Job: Make an exact copy of all the entries, with the pictures left out.

Figure data in JSON
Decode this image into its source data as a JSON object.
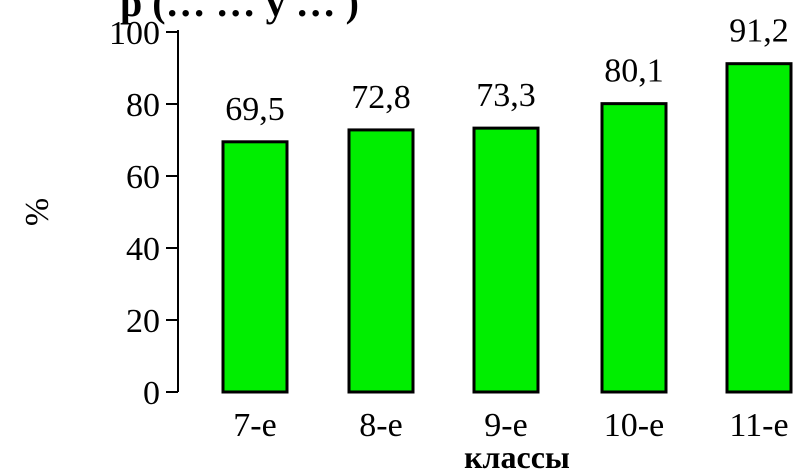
{
  "chart_data": {
    "type": "bar",
    "title_fragment": "р (…   …   у   … )",
    "categories": [
      "7-е",
      "8-е",
      "9-е",
      "10-е",
      "11-е"
    ],
    "values": [
      69.5,
      72.8,
      73.3,
      80.1,
      91.2
    ],
    "value_labels": [
      "69,5",
      "72,8",
      "73,3",
      "80,1",
      "91,2"
    ],
    "ylabel": "%",
    "xlabel": "классы",
    "ylim": [
      0,
      100
    ],
    "yticks": [
      0,
      20,
      40,
      60,
      80,
      100
    ],
    "grid": false,
    "legend": "none",
    "bar_color": "#00ee00",
    "bar_edge_color": "#000000"
  }
}
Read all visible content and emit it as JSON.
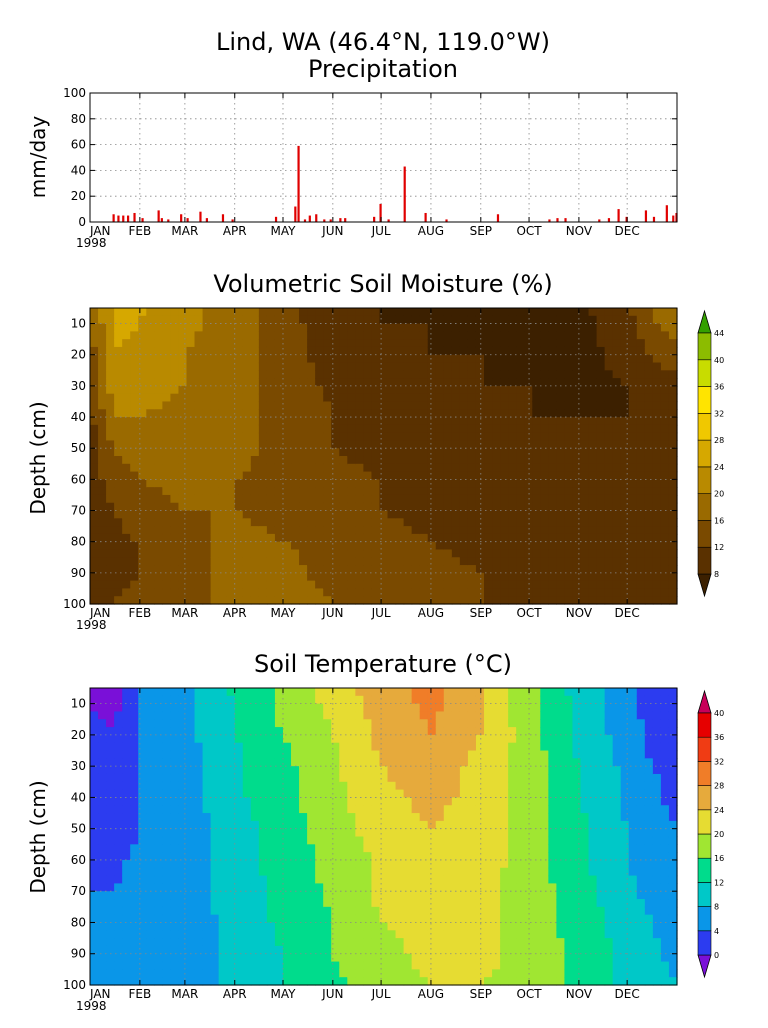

Expected output:
Decode this image into its source data as a JSON object.
{
  "chart_data": {
    "type": "bar",
    "title_fragment": "р (…   …   у   … )",
    "categories": [
      "7-е",
      "8-е",
      "9-е",
      "10-е",
      "11-е"
    ],
    "values": [
      69.5,
      72.8,
      73.3,
      80.1,
      91.2
    ],
    "value_labels": [
      "69,5",
      "72,8",
      "73,3",
      "80,1",
      "91,2"
    ],
    "ylabel": "%",
    "xlabel": "классы",
    "ylim": [
      0,
      100
    ],
    "yticks": [
      0,
      20,
      40,
      60,
      80,
      100
    ],
    "grid": false,
    "legend": "none",
    "bar_color": "#00ee00",
    "bar_edge_color": "#000000"
  }
}
Read all visible content and emit it as JSON.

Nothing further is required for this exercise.